What you should do
Identify each line below that contains the word "this", and copy it out.

Records for the task
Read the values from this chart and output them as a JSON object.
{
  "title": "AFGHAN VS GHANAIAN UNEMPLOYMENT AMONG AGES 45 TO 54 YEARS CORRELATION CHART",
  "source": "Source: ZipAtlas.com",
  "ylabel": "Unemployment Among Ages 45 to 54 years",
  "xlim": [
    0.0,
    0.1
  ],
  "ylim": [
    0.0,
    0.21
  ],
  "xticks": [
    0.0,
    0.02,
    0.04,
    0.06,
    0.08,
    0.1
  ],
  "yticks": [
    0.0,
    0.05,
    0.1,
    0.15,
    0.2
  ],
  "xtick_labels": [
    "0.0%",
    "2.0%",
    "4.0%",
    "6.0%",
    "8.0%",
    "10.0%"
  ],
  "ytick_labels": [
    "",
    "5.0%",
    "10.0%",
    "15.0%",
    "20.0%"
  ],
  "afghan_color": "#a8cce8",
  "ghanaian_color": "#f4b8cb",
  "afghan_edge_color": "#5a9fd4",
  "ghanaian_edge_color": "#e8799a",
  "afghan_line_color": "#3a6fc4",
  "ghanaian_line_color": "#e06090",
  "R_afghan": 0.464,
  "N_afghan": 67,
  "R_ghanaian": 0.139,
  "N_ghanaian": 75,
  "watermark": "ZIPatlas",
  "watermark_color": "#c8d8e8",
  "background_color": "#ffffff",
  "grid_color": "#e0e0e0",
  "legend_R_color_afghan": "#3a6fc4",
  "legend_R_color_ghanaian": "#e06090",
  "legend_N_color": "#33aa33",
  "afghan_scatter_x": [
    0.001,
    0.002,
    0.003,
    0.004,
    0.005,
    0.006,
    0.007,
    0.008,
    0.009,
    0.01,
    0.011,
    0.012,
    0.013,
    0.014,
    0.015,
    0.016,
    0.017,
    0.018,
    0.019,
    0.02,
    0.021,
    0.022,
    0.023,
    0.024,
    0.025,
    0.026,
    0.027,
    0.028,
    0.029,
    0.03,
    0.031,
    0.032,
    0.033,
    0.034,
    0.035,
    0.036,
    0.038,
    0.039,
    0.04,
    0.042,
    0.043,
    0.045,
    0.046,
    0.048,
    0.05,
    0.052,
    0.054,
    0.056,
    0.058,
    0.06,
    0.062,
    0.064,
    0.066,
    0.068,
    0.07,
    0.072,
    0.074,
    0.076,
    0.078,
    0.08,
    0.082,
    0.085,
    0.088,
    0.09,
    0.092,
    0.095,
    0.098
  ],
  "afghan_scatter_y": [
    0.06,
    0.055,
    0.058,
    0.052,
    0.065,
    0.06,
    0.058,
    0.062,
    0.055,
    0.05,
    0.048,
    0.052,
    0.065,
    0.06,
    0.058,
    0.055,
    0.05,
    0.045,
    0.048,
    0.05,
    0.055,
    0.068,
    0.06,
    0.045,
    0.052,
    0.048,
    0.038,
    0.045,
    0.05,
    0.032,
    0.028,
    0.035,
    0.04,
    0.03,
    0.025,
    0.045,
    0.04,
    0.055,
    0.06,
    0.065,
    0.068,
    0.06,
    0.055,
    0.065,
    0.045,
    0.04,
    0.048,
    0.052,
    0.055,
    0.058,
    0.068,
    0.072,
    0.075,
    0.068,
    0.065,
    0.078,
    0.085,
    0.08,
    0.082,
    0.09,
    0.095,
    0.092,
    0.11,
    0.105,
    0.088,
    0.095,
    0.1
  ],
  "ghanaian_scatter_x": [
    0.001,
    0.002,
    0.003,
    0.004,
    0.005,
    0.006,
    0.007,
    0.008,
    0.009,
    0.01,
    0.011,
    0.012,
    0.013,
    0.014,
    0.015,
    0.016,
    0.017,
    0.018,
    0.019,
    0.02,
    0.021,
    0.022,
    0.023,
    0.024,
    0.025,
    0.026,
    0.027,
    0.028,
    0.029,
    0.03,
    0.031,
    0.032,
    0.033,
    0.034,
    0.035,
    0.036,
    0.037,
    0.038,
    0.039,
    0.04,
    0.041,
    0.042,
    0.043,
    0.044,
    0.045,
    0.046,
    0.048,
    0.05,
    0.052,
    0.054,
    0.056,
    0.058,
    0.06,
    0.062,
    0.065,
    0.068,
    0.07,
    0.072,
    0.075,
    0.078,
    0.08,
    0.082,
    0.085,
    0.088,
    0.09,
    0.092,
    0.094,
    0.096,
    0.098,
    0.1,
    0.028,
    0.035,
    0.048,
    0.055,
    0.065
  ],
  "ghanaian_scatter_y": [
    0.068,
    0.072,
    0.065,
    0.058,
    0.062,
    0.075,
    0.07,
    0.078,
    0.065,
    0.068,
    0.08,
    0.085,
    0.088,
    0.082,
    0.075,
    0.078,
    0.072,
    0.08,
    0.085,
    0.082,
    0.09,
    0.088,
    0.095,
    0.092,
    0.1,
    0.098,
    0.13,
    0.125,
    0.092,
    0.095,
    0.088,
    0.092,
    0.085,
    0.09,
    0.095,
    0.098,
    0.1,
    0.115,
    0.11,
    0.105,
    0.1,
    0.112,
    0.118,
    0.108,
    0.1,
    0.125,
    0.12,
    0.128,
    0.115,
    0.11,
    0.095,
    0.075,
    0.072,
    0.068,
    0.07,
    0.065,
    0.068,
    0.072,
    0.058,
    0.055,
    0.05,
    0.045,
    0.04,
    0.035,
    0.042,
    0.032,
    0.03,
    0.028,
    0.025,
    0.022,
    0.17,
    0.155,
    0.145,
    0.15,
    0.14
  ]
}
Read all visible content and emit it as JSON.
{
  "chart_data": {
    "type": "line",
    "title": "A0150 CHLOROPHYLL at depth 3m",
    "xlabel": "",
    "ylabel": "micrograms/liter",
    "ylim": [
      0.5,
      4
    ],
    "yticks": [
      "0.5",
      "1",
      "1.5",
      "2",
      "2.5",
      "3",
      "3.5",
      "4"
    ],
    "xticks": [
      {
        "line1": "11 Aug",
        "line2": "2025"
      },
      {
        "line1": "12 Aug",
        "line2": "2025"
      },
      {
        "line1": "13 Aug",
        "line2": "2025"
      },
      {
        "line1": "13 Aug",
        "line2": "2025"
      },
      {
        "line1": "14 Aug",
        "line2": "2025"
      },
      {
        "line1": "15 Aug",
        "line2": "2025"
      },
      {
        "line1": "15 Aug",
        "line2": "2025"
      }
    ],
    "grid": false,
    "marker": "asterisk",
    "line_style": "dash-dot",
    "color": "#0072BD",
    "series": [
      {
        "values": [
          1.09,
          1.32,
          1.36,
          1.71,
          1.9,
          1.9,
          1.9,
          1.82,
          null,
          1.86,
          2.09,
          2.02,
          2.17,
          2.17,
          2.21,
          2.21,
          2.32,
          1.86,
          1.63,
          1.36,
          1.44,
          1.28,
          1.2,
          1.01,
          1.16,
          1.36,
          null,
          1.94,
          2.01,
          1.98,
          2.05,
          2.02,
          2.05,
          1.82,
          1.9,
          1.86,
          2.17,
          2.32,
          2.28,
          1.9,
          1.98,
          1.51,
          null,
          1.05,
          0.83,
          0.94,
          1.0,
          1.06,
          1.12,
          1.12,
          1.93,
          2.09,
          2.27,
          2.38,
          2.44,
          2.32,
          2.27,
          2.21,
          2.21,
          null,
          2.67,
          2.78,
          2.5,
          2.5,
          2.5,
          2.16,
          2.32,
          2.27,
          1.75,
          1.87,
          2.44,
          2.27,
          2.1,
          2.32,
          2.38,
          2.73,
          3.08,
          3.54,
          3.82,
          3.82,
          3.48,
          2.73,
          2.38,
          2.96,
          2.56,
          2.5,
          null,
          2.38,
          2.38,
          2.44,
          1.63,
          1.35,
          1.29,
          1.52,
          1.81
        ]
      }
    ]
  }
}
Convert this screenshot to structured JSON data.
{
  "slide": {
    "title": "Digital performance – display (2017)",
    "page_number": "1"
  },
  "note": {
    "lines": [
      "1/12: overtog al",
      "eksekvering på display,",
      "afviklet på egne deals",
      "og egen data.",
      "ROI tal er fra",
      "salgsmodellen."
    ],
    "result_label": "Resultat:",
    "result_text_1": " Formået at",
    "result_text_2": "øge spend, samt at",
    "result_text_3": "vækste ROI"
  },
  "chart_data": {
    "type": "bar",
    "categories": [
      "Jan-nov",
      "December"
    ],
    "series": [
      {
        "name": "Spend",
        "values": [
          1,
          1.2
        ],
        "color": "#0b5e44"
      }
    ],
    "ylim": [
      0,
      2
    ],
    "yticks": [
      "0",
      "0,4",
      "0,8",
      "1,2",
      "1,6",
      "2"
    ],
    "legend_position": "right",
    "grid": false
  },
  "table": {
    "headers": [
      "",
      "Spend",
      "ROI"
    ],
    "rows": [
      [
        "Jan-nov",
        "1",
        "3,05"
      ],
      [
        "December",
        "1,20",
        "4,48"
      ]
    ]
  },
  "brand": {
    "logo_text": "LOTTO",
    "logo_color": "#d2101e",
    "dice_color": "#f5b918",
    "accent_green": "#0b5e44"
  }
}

Answer in full
Read the values from this chart and output them as a JSON object.
Convert this screenshot to structured JSON data.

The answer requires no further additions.